*Exercise*. All lines in the data bearing the string "Voté" should be identified and copied.

■ ■ ■ ■

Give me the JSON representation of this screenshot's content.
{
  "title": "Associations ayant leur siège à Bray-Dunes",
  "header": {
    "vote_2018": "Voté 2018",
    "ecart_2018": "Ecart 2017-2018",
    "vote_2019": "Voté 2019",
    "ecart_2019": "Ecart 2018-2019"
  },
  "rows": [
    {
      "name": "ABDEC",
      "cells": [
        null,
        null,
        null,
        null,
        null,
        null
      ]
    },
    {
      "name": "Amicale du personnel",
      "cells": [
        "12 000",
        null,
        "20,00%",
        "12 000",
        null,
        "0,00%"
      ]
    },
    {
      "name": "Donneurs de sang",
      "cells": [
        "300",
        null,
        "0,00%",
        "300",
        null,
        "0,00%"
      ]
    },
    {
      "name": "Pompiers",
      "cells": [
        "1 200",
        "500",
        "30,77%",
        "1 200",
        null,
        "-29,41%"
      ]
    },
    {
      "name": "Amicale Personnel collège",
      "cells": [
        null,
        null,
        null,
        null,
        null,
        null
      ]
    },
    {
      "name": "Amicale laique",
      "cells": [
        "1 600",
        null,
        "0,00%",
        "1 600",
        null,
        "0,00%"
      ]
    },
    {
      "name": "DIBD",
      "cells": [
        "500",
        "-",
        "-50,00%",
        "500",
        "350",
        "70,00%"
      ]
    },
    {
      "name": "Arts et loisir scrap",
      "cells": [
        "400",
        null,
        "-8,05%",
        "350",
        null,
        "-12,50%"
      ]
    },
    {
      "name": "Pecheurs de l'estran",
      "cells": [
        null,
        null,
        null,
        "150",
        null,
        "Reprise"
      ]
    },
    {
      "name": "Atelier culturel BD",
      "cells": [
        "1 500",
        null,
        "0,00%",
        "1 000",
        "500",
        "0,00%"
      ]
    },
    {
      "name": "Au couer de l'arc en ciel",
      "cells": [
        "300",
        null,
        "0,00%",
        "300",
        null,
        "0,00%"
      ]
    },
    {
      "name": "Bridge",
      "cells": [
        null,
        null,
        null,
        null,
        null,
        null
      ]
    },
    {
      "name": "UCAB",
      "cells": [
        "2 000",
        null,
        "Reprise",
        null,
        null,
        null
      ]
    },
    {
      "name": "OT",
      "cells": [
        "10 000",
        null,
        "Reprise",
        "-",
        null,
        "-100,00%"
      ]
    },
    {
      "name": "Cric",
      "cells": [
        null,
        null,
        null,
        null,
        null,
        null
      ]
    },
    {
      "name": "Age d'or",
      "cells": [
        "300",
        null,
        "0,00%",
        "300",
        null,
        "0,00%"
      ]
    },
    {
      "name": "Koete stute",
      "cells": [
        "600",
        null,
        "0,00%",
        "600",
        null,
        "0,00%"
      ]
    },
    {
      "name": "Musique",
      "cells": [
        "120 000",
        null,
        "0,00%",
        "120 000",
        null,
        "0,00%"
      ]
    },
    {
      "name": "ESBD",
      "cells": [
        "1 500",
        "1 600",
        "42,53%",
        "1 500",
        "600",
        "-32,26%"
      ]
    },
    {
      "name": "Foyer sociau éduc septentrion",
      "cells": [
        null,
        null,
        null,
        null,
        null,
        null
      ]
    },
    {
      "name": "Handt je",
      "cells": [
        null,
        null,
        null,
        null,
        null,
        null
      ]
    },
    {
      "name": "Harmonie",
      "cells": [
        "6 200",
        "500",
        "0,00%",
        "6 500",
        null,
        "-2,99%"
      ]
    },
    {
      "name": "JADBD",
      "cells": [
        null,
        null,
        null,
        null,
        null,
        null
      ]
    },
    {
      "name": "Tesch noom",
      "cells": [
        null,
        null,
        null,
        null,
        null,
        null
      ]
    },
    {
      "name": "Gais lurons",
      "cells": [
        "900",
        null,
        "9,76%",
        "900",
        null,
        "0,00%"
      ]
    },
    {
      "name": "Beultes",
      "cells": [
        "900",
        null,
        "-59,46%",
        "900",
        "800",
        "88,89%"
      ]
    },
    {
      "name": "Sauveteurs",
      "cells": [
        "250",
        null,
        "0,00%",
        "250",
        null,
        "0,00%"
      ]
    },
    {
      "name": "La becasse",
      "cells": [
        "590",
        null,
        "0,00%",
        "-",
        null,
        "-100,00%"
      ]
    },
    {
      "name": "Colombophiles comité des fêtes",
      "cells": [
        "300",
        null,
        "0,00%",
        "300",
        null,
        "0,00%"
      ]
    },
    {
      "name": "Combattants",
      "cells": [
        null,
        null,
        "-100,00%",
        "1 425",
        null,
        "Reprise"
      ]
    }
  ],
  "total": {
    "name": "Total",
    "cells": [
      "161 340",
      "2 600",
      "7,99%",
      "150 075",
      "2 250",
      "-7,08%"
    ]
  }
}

■ ■ ■ ■

*Response to the task*.
    "vote_2018": "Voté 2018",
    "vote_2019": "Voté 2019",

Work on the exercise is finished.